§ RECORDS SUPPLIED:
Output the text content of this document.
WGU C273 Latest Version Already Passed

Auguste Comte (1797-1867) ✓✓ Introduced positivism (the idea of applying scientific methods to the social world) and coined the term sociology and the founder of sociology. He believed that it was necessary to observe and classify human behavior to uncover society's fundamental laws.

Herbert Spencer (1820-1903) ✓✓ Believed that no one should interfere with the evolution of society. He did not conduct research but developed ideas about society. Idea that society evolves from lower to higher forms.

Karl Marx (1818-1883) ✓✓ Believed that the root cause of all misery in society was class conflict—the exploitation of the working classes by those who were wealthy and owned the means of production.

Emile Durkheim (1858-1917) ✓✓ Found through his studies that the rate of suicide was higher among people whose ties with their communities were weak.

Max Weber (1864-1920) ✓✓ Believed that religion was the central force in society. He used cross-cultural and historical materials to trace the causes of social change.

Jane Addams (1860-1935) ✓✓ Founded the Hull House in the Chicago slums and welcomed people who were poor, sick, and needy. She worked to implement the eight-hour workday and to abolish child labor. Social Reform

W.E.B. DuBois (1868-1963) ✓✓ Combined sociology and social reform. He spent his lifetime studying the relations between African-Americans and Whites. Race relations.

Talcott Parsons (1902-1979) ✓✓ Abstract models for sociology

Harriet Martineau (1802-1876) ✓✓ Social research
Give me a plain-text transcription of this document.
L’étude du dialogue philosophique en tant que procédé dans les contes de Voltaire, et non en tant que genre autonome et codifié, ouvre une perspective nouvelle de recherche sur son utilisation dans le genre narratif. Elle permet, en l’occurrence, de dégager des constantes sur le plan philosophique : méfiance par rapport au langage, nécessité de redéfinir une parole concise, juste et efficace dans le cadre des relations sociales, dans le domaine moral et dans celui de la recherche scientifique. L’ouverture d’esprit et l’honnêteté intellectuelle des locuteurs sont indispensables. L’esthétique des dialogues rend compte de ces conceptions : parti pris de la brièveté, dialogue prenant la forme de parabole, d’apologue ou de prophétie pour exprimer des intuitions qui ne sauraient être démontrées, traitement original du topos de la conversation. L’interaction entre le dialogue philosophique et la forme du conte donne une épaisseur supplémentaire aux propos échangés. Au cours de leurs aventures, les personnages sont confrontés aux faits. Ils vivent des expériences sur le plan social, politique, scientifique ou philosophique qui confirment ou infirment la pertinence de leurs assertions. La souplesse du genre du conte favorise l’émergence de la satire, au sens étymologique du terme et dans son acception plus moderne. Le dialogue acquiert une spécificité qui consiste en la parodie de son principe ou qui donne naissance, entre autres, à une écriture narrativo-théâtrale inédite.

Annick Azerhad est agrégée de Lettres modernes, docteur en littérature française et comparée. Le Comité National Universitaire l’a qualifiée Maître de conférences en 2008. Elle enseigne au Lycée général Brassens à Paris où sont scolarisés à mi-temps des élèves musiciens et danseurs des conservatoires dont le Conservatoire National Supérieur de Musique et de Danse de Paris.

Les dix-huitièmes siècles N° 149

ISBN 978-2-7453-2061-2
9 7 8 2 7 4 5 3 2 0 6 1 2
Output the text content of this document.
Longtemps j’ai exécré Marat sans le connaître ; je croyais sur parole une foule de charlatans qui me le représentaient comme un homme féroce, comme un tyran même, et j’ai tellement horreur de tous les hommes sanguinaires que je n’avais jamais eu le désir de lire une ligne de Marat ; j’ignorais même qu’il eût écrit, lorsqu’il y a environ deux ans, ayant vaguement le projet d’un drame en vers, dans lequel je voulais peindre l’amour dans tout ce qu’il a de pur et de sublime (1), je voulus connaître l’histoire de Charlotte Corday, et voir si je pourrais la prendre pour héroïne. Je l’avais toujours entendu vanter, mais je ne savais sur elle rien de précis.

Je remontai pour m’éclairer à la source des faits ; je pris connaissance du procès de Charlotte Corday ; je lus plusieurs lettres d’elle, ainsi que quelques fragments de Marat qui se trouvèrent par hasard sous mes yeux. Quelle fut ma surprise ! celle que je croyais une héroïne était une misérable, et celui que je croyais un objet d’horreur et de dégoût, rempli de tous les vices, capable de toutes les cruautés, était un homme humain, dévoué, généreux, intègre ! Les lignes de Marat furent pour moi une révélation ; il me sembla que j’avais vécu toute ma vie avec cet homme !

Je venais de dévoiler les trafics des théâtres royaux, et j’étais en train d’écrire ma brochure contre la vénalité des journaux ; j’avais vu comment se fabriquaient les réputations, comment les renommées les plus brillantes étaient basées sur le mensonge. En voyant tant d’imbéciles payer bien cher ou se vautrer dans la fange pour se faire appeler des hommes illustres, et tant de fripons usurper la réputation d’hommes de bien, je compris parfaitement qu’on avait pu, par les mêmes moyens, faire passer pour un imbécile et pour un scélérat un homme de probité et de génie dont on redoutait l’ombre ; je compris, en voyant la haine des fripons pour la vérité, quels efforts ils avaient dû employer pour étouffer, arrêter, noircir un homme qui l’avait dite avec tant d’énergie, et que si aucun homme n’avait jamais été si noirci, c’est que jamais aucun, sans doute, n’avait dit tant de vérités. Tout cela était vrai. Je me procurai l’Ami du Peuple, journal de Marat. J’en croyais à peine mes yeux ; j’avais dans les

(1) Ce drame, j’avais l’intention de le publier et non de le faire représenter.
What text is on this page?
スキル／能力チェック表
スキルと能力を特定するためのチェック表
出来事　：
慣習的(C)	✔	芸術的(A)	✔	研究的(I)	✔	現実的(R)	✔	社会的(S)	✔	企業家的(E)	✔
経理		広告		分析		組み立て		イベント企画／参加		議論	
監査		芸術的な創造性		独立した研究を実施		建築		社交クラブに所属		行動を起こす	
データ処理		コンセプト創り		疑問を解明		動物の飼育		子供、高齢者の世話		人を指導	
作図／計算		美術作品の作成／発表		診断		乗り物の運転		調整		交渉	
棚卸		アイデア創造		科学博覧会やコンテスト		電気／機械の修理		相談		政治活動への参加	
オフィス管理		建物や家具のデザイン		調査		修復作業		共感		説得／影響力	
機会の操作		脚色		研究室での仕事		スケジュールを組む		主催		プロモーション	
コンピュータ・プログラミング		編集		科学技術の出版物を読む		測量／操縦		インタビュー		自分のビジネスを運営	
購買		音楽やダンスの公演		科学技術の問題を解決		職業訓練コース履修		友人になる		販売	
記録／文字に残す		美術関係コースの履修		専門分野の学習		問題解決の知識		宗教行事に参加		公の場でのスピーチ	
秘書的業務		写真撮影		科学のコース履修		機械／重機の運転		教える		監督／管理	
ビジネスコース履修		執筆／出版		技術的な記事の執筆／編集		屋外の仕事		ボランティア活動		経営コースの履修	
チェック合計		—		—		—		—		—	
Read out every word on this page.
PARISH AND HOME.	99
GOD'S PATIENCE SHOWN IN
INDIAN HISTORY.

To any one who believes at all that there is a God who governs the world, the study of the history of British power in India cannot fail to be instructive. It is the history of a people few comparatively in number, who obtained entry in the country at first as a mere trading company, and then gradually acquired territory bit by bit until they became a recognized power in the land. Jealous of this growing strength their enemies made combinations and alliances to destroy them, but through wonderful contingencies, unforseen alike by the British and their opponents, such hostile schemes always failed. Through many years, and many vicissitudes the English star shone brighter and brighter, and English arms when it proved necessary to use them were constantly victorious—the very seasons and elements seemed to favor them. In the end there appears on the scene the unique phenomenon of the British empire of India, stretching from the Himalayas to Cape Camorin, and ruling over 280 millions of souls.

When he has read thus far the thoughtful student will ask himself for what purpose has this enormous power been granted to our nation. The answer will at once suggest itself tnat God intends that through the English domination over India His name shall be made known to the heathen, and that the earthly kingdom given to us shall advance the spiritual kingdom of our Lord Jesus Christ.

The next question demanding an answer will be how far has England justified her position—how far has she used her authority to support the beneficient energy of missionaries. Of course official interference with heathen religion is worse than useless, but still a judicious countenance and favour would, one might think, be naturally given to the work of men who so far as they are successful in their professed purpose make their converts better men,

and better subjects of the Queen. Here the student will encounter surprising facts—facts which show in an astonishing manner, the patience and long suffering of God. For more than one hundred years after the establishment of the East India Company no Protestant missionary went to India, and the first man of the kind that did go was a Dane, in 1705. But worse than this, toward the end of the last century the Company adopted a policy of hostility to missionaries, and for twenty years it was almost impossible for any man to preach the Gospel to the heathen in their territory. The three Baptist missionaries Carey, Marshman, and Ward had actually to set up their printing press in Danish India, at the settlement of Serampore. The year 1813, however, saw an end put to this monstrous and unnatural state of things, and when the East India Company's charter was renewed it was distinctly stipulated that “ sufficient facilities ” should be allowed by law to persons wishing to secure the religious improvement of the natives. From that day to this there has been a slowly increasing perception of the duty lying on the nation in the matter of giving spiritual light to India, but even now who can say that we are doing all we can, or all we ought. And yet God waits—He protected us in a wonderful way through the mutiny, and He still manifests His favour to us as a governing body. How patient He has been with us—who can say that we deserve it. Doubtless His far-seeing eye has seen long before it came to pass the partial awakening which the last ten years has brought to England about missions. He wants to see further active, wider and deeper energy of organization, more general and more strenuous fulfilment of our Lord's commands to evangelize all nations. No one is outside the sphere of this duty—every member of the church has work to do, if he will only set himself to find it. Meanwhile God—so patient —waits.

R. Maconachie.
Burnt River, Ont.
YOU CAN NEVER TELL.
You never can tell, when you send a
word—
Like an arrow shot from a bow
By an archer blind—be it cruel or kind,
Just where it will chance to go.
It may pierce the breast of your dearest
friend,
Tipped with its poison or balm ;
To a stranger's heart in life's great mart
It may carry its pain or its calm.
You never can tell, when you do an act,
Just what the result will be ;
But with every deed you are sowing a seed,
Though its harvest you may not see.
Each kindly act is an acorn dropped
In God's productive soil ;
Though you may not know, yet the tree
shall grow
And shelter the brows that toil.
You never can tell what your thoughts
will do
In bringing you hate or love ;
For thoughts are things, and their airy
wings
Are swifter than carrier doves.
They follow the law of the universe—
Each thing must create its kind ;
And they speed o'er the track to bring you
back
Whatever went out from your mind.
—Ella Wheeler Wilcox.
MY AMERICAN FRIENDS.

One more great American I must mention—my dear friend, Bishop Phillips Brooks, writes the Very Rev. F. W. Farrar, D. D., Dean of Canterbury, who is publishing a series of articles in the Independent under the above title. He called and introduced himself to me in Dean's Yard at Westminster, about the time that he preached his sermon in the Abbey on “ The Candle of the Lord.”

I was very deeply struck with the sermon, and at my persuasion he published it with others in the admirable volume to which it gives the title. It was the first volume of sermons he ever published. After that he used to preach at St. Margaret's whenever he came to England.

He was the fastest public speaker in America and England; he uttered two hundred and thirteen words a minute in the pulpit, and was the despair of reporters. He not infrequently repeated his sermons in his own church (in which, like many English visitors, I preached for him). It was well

§ GOAL:
Gather each line that holds "horreur".

§ RESULT:
Longtemps j’ai exécré Marat sans le connaître ; je croyais sur parole une foule de charlatans qui me le représentaient comme un homme féroce, comme un tyran même, et j’ai tellement horreur de tous les hommes sanguinaires que je n’avais jamais eu le désir de lire une ligne de Marat ; j’ignorais même qu’il eût écrit, lorsqu’il y a environ deux ans, ayant vaguement le projet d’un drame en vers, dans lequel je voulais peindre l’amour dans tout ce qu’il a de pur et de sublime (1), je voulus connaître l’histoire de Charlotte Corday, et voir si je pourrais la prendre pour héroïne. Je l’avais toujours entendu vanter, mais je ne savais sur elle rien de précis.
Je remontai pour m’éclairer à la source des faits ; je pris connaissance du procès de Charlotte Corday ; je lus plusieurs lettres d’elle, ainsi que quelques fragments de Marat qui se trouvèrent par hasard sous mes yeux. Quelle fut ma surprise ! celle que je croyais une héroïne était une misérable, et celui que je croyais un objet d’horreur et de dégoût, rempli de tous les vices, capable de toutes les cruautés, était un homme humain, dévoué, généreux, intègre ! Les lignes de Marat furent pour moi une révélation ; il me sembla que j’avais vécu toute ma vie avec cet homme !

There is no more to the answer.